(Data excerpts)
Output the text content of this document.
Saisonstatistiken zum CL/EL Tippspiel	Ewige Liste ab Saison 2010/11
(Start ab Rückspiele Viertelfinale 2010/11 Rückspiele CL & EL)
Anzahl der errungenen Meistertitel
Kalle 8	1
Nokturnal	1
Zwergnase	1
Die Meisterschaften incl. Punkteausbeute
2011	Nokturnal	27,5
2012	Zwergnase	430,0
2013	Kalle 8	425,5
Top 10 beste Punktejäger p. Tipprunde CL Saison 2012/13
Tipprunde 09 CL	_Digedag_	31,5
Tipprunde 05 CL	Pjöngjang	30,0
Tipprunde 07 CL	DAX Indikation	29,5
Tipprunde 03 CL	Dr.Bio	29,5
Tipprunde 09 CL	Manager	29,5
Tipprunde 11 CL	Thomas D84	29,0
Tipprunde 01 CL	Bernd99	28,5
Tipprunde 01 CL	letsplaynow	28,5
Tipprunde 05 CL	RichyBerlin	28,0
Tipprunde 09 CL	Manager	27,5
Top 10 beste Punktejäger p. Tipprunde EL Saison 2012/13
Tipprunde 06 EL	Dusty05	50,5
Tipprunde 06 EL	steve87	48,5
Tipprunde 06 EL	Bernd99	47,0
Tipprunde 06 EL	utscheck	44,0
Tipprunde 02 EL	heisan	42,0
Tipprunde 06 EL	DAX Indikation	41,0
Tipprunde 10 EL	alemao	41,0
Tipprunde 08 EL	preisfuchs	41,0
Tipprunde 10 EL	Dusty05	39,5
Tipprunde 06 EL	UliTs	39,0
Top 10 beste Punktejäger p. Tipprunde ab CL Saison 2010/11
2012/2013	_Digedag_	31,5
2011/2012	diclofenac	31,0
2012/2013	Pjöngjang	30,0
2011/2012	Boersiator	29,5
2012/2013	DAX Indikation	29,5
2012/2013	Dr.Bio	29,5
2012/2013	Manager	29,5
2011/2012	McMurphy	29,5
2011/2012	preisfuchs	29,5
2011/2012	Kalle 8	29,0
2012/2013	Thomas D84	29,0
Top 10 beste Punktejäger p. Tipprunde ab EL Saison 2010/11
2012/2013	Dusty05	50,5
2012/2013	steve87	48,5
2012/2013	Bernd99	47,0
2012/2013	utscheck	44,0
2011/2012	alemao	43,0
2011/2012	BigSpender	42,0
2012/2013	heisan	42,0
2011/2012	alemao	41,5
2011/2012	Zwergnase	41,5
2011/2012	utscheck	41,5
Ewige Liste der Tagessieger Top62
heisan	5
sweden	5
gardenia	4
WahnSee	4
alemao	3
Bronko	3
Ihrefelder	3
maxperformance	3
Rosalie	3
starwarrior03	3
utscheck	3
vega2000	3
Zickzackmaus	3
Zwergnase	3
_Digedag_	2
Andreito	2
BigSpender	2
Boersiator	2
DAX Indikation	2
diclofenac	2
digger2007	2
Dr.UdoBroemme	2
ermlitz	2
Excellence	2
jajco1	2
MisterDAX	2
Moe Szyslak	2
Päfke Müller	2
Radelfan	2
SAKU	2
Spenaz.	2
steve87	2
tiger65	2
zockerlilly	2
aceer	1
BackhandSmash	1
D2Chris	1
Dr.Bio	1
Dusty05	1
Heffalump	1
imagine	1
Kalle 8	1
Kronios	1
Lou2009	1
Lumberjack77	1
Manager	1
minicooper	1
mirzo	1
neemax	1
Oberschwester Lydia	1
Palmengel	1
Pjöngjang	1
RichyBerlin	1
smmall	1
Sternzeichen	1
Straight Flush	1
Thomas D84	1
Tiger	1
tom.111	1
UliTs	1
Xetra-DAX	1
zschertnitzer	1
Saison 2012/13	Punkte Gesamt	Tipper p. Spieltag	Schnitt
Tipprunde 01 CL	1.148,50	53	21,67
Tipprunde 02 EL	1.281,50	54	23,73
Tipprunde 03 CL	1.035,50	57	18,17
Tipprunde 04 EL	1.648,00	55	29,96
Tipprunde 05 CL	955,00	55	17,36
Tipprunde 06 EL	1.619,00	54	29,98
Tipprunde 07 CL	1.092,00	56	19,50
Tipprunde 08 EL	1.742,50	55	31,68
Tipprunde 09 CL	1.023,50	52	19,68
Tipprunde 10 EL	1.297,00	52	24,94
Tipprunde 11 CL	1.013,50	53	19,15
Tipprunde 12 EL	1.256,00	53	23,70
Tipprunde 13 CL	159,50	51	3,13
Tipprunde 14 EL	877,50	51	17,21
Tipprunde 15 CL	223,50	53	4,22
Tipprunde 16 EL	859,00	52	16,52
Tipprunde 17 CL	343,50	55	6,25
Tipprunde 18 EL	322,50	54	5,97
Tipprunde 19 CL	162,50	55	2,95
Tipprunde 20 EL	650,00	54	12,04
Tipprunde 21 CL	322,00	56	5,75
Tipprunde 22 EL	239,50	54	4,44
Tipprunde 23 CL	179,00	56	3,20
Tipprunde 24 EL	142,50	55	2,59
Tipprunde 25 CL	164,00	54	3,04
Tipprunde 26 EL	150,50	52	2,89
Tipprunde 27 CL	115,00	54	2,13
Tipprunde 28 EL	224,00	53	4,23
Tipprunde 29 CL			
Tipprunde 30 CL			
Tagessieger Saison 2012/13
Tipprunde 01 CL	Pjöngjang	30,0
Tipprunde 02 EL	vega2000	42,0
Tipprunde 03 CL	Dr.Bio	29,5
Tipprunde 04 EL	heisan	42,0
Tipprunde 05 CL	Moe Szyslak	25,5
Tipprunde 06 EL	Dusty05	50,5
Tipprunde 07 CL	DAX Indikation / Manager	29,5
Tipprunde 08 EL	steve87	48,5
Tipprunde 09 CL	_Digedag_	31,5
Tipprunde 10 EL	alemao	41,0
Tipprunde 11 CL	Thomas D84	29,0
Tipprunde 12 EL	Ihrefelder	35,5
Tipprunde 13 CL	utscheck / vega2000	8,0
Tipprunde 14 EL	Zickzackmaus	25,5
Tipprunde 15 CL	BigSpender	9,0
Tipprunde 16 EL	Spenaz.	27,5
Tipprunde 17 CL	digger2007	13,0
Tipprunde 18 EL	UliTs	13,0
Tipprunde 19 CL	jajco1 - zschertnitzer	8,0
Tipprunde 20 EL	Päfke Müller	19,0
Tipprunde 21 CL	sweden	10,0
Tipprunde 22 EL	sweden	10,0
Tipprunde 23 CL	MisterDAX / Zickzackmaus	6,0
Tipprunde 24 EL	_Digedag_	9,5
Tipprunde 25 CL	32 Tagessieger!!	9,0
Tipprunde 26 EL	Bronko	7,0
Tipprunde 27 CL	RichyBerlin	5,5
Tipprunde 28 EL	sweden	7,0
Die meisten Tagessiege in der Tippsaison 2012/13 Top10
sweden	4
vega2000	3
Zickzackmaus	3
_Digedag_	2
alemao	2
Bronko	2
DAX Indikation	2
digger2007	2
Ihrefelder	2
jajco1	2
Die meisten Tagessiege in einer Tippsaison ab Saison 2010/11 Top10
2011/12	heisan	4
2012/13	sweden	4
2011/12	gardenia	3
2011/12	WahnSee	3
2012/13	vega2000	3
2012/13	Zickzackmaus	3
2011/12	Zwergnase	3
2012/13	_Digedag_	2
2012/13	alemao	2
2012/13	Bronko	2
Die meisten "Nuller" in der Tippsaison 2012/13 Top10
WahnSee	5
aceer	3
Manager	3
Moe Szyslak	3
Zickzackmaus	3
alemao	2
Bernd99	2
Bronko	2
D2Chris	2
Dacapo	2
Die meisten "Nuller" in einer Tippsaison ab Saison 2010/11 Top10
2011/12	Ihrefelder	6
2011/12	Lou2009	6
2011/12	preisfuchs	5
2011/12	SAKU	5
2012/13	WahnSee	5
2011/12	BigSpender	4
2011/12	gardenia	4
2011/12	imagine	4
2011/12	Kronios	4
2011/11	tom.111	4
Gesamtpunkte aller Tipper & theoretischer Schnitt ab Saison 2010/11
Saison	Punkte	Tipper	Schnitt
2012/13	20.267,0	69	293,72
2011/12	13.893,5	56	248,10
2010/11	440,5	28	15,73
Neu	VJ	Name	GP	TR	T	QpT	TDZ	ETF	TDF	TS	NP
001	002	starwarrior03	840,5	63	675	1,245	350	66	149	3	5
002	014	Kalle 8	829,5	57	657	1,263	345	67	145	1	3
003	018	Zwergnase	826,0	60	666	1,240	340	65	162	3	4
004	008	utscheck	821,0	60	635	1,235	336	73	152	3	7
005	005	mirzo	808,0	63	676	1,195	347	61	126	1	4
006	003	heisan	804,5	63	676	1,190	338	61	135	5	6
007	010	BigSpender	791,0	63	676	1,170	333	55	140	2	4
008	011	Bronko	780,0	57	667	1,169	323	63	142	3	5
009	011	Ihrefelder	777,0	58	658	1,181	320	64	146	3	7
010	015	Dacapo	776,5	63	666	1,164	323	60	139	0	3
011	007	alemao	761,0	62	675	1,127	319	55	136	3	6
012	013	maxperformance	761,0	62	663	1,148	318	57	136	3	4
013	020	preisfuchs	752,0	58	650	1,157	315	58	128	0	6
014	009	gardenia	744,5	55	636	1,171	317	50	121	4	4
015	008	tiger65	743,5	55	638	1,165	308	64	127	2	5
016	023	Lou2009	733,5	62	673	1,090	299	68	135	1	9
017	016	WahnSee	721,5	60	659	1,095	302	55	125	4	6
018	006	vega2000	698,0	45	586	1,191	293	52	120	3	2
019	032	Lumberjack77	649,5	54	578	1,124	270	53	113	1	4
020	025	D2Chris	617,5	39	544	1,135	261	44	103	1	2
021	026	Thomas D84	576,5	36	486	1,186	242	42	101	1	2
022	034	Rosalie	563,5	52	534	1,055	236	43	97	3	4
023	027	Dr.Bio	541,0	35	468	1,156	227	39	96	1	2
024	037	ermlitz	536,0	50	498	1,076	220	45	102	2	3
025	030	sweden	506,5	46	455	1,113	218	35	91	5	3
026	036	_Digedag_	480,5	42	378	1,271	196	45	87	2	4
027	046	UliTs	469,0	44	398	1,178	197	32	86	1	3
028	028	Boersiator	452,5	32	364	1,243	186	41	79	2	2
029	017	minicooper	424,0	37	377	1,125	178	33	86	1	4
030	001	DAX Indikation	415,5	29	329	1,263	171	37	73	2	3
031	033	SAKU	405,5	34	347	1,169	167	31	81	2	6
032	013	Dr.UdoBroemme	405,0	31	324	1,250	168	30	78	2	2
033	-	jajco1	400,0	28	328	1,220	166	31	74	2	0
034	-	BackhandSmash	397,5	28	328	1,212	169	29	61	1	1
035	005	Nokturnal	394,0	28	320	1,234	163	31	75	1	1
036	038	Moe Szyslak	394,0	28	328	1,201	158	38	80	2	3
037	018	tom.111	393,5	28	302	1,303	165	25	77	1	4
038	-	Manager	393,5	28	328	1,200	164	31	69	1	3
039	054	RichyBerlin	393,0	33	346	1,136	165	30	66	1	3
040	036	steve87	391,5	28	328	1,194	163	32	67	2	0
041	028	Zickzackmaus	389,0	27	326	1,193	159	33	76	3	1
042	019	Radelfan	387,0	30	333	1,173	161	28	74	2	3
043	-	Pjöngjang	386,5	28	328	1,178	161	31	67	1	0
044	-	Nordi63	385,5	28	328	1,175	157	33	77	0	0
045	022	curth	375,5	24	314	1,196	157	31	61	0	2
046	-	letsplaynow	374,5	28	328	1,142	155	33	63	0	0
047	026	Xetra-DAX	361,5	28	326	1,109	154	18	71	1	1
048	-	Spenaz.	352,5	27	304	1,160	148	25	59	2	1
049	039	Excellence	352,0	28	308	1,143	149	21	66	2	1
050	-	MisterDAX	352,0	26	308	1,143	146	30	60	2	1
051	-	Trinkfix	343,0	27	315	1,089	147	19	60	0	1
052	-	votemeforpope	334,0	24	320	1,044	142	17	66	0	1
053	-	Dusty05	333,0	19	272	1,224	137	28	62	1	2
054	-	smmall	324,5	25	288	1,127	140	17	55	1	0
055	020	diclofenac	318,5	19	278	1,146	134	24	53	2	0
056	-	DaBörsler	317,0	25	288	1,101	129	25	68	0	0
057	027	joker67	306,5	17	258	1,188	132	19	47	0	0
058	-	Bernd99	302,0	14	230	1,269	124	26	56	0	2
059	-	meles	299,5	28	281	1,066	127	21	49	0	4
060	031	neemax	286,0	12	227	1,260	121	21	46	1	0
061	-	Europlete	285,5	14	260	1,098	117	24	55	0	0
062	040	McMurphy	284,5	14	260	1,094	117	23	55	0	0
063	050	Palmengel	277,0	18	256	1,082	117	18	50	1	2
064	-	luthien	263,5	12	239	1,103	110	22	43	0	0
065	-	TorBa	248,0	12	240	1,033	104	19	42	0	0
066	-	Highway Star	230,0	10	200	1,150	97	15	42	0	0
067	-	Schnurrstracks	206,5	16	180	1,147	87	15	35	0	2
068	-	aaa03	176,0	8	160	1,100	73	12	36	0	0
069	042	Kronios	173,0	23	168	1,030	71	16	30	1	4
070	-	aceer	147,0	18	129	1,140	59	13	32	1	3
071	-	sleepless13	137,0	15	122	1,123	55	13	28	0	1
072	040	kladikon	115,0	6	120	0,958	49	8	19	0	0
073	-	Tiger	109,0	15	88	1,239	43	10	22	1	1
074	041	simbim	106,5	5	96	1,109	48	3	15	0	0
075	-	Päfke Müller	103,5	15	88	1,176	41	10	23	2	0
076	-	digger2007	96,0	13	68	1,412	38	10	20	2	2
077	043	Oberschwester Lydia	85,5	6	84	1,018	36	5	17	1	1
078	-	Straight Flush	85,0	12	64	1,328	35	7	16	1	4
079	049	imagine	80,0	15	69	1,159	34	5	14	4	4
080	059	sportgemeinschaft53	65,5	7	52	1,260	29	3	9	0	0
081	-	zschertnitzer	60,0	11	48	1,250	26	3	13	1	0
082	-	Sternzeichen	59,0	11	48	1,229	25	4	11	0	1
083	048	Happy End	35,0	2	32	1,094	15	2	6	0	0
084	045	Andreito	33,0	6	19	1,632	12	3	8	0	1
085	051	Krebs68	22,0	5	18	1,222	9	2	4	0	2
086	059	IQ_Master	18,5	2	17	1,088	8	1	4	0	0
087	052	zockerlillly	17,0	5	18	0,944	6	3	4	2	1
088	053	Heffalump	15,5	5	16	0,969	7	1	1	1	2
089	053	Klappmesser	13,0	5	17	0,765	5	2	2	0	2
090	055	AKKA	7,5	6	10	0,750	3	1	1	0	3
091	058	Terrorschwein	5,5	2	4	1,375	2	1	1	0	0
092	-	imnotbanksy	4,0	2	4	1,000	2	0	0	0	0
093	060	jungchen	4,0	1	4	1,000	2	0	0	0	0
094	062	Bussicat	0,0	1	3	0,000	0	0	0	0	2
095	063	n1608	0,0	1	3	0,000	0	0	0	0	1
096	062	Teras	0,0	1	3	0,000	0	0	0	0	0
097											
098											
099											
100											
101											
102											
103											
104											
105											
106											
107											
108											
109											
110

■ AIM ■
Gather up the lines containing the word "Sternzeichen" from these records and copy them.

■ RESPONSE BELOW ■
Sternzeichen	1
082	-	Sternzeichen	59,0	11	48	1,229	25	4	11	0	1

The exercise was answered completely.